— START Task material —

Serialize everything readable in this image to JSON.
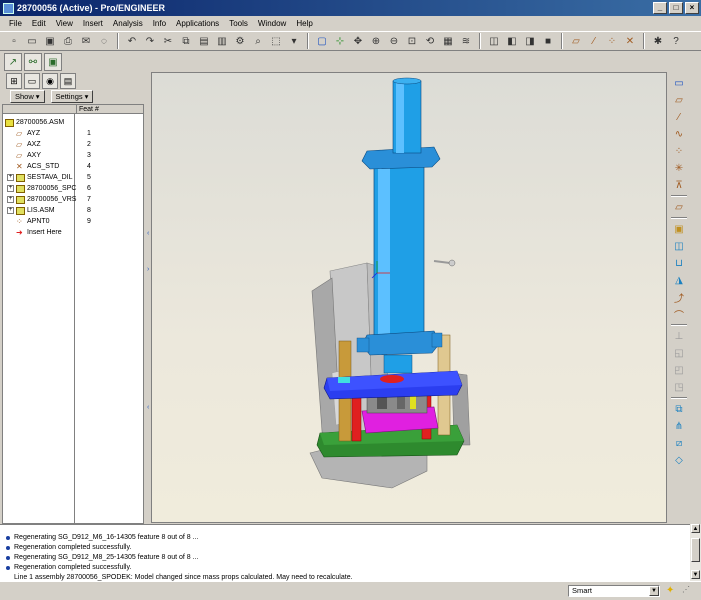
{
  "window": {
    "title": "28700056 (Active) - Pro/ENGINEER",
    "min": "_",
    "max": "□",
    "close": "×"
  },
  "menu": [
    "File",
    "Edit",
    "View",
    "Insert",
    "Analysis",
    "Info",
    "Applications",
    "Tools",
    "Window",
    "Help"
  ],
  "toolbar_icons": [
    "new-icon",
    "open-icon",
    "save-icon",
    "print-icon",
    "email-icon",
    "erase-icon",
    "undo-icon",
    "redo-icon",
    "cut-icon",
    "copy-icon",
    "paste-icon",
    "paste-special-icon",
    "regenerate-icon",
    "search-icon",
    "selection-box-icon",
    "repaint-icon",
    "spin-center-icon",
    "orient-icon",
    "zoom-in-icon",
    "zoom-out-icon",
    "refit-icon",
    "reorient-icon",
    "saved-views-icon",
    "layers-icon",
    "wireframe-icon",
    "hidden-line-icon",
    "no-hidden-icon",
    "shading-icon",
    "datum-planes-icon",
    "datum-axes-icon",
    "datum-points-icon",
    "csys-icon",
    "annotations-icon",
    "help-icon"
  ],
  "left_panel": {
    "show_label": "Show",
    "settings_label": "Settings",
    "col_header": "Feat #",
    "tree": [
      {
        "label": "28700056.ASM",
        "num": "",
        "type": "asm",
        "expand": false
      },
      {
        "label": "AYZ",
        "num": "1",
        "type": "plane",
        "expand": false
      },
      {
        "label": "AXZ",
        "num": "2",
        "type": "plane",
        "expand": false
      },
      {
        "label": "AXY",
        "num": "3",
        "type": "plane",
        "expand": false
      },
      {
        "label": "ACS_STD",
        "num": "4",
        "type": "csys",
        "expand": false
      },
      {
        "label": "SESTAVA_DIL",
        "num": "5",
        "type": "part",
        "expand": true
      },
      {
        "label": "28700056_SPC",
        "num": "6",
        "type": "part",
        "expand": true
      },
      {
        "label": "28700056_VRS",
        "num": "7",
        "type": "part",
        "expand": true
      },
      {
        "label": "LIS.ASM",
        "num": "8",
        "type": "part",
        "expand": true
      },
      {
        "label": "APNT0",
        "num": "9",
        "type": "point",
        "expand": false
      },
      {
        "label": "Insert Here",
        "num": "",
        "type": "insert",
        "expand": false
      }
    ]
  },
  "messages": [
    "Regenerating SG_D912_M6_16-14305 feature 8 out of 8 ...",
    "Regeneration completed successfully.",
    "Regenerating SG_D912_M8_25-14305 feature 8 out of 8 ...",
    "Regeneration completed successfully.",
    "Line 1 assembly 28700056_SPODEK: Model changed since mass props calculated. May need to recalculate."
  ],
  "status": {
    "filter": "Smart"
  },
  "colors": {
    "cylinder": "#1f9fe6",
    "plate_blue": "#2b3ef0",
    "plate_green": "#2e8a2e",
    "magenta": "#e020e0",
    "red": "#e02020",
    "post": "#c89a3a",
    "frame": "#b8b8b8"
  }
}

— END Task material —

* Short exercise: Which lines include the word "datum"? Copy every one of them.

* Written reply:
    "datum-planes-icon",
    "datum-axes-icon",
    "datum-points-icon",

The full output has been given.